## DOCUMENT PASSAGE:
• • • • • • •
The story is quite long, even though I tried to make it short. You can skip it and just read the text below, as that is when I actually found out about the term  "game addiction".

 

But I think with a certainty I can say, that that will not happen. I believe I finally found the cause of my problems. It's like I can feel the strings I'm being pulled by now. I can actually feel being pulled towards games by my brain every time I can't grasp something in programming, having a tough time solving the problem or understanding something, when feeling even slightly frustrated. I started with the detox 4 days ago and I can already feel the effects. When I try to focus programming and I can't, because my brain just keep trying to break my focus on the problem, trying to convince me it's not worth the effort. And so when I just can't focus, I start thinking about what can I do. But I already know the answer. It's either go watch something on youtube/twitch or play a game. Instead, I go lay down in a bed for 10 minutes and if I can't "refocus" after that, I usually just go on yt or twitch and watch something for another hour, relaxing. I can feel how strong this habit of giving up has become, as I have tried many times in the past and always gave up. And breaking that habit now feels so hard, when I'm actually aware of it. Especially when you know, you are just 3 clicks away from starting LoL.
• • • • • • •
Data records
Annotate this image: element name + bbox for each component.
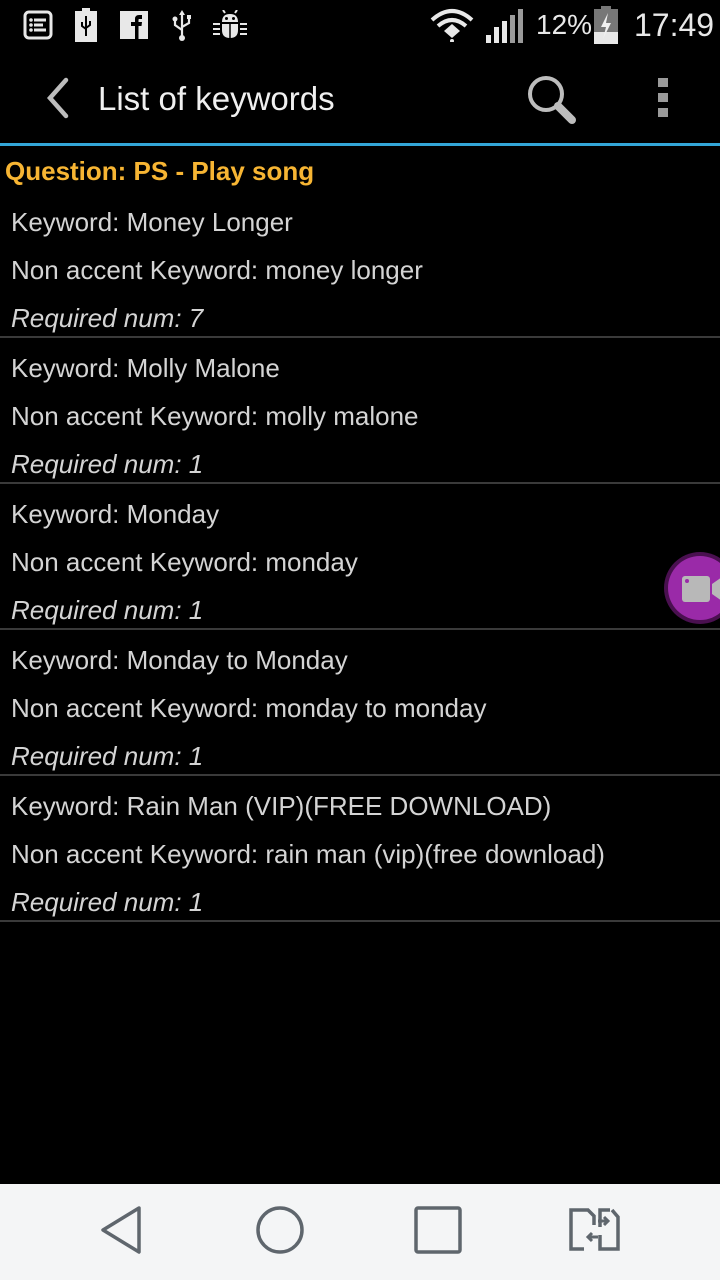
action-bar-divider [0, 143, 720, 146]
android-debug-icon [213, 10, 247, 40]
required-num-label: Required num: 1 [11, 595, 204, 625]
video-camera-icon [682, 574, 720, 609]
non-accent-keyword-label: Non accent Keyword: molly malone [11, 401, 419, 431]
keyword-item[interactable]: Keyword: Monday to Monday Non accent Key… [0, 630, 720, 776]
non-accent-keyword-label: Non accent Keyword: rain man (vip)(free … [11, 839, 605, 869]
keyword-item[interactable]: Keyword: Monday Non accent Keyword: mond… [0, 484, 720, 630]
keyword-list: Keyword: Money Longer Non accent Keyword… [0, 192, 720, 922]
keyword-label: Keyword: Monday [11, 499, 220, 529]
switch-app-icon [568, 1207, 628, 1258]
keyword-label: Keyword: Rain Man (VIP)(FREE DOWNLOAD) [11, 791, 552, 821]
required-num-label: Required num: 1 [11, 887, 204, 917]
keyword-item[interactable]: Keyword: Molly Malone Non accent Keyword… [0, 338, 720, 484]
non-accent-keyword-label: Non accent Keyword: money longer [11, 255, 423, 285]
keyword-label: Keyword: Monday to Monday [11, 645, 348, 675]
nav-switch-app-button[interactable] [558, 1204, 638, 1260]
question-header: Question: PS - Play song [5, 156, 315, 186]
clock: 17:49 [634, 7, 715, 43]
wifi-icon [430, 9, 474, 42]
nav-recents-button[interactable] [398, 1204, 478, 1260]
required-num-label: Required num: 1 [11, 741, 204, 771]
required-num-label: Required num: 7 [11, 303, 204, 333]
nav-back-button[interactable] [82, 1204, 162, 1260]
back-chevron-icon[interactable] [40, 76, 76, 120]
back-icon [99, 1205, 145, 1260]
facebook-icon [120, 10, 148, 40]
required-num-label: Required num: 1 [11, 449, 204, 479]
navigation-bar [0, 1184, 720, 1280]
usb-battery-icon [74, 8, 98, 42]
recents-icon [413, 1205, 463, 1260]
status-bar: 12% 17:49 [0, 0, 720, 50]
keyword-item[interactable]: Keyword: Rain Man (VIP)(FREE DOWNLOAD) N… [0, 776, 720, 922]
notes-icon [22, 10, 54, 40]
nav-home-button[interactable] [240, 1204, 320, 1260]
search-icon[interactable] [522, 70, 582, 128]
non-accent-keyword-label: Non accent Keyword: monday to monday [11, 693, 487, 723]
signal-icon [484, 9, 524, 43]
keyword-label: Keyword: Molly Malone [11, 353, 280, 383]
non-accent-keyword-label: Non accent Keyword: monday [11, 547, 358, 577]
battery-charging-icon [593, 6, 619, 44]
page-title: List of keywords [98, 80, 335, 117]
keyword-label: Keyword: Money Longer [11, 207, 293, 237]
action-bar: List of keywords [0, 50, 720, 143]
usb-icon [170, 10, 194, 41]
keyword-item[interactable]: Keyword: Money Longer Non accent Keyword… [0, 192, 720, 338]
overflow-menu-icon[interactable] [656, 76, 672, 120]
battery-percent: 12% [536, 9, 593, 40]
home-icon [255, 1205, 305, 1260]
• • • • • • •
Continue the personal account of game addiction, starting after its final sentence.

I think I can safely say I feel a lot better already. I don't think I'll ever give up on gaming and I'm sure I'll come back to it once, just to try and reach that semi-professional level of gameplay, just to prove myself I can do it, but that will have to probably wait a few years, as now, I have to chase for all the time I've lost. I sure love learning new things about programming when I actually can keep my focus steady.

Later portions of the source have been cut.